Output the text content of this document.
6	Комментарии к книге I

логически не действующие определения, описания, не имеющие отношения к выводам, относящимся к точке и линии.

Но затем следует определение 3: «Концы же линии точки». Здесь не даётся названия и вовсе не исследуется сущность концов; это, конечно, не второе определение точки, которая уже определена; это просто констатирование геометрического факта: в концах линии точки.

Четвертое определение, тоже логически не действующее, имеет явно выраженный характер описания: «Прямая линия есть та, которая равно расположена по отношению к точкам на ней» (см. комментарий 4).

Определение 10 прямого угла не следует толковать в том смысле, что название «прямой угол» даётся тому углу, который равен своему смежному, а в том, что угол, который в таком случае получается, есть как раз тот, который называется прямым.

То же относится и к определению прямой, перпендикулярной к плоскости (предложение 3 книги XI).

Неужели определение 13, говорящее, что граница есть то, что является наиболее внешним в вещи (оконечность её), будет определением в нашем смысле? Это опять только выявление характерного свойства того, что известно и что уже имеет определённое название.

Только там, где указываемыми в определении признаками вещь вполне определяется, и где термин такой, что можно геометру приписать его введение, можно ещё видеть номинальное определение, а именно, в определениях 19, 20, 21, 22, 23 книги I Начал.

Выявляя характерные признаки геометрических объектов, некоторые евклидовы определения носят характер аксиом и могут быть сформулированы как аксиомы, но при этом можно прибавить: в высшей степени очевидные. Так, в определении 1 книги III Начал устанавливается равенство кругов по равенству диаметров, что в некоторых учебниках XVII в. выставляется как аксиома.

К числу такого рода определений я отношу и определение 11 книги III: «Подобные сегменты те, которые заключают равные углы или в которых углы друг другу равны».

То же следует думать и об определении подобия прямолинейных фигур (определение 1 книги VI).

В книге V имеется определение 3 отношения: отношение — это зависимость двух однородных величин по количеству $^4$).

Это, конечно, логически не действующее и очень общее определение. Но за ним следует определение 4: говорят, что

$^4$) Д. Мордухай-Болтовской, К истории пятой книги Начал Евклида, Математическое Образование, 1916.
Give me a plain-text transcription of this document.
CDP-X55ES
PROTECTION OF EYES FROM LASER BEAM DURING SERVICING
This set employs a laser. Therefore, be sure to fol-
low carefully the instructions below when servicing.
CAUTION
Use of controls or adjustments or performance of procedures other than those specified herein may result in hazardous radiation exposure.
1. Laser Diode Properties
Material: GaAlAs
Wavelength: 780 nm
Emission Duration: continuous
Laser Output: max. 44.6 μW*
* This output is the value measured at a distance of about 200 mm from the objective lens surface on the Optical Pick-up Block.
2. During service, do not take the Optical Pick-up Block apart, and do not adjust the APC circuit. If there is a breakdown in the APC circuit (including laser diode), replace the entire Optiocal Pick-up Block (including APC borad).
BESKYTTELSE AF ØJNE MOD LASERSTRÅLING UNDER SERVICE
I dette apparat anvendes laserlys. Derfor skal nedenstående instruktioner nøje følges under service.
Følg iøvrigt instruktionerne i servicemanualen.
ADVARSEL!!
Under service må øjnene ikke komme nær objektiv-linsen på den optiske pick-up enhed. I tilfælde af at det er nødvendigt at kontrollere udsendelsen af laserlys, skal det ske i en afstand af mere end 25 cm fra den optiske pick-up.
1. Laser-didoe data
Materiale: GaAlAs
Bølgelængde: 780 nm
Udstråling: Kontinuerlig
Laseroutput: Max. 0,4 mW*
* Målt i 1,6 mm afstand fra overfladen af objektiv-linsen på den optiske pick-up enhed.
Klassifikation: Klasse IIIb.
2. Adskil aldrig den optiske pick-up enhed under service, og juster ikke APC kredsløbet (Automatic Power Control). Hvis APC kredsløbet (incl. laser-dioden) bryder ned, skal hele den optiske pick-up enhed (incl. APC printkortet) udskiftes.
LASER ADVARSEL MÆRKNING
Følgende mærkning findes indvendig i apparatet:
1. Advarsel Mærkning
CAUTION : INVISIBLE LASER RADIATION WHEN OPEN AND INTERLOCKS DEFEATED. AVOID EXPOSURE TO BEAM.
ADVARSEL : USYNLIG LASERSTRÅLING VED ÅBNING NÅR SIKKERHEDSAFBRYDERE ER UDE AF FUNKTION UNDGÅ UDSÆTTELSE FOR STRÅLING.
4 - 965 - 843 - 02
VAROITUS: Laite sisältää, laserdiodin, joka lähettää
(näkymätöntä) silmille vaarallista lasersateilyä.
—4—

:: Aim of the exercise ::
In the entries above, find every line holding the word "linsen" and copy it out.

:: Result of this exercise ::
Under service må øjnene ikke komme nær objektiv-linsen på den optiske pick-up enhed. I tilfælde af at det er nødvendigt at kontrollere udsendelsen af laserlys, skal det ske i en afstand af mere end 25 cm fra den optiske pick-up.
* Målt i 1,6 mm afstand fra overfladen af objektiv-linsen på den optiske pick-up enhed.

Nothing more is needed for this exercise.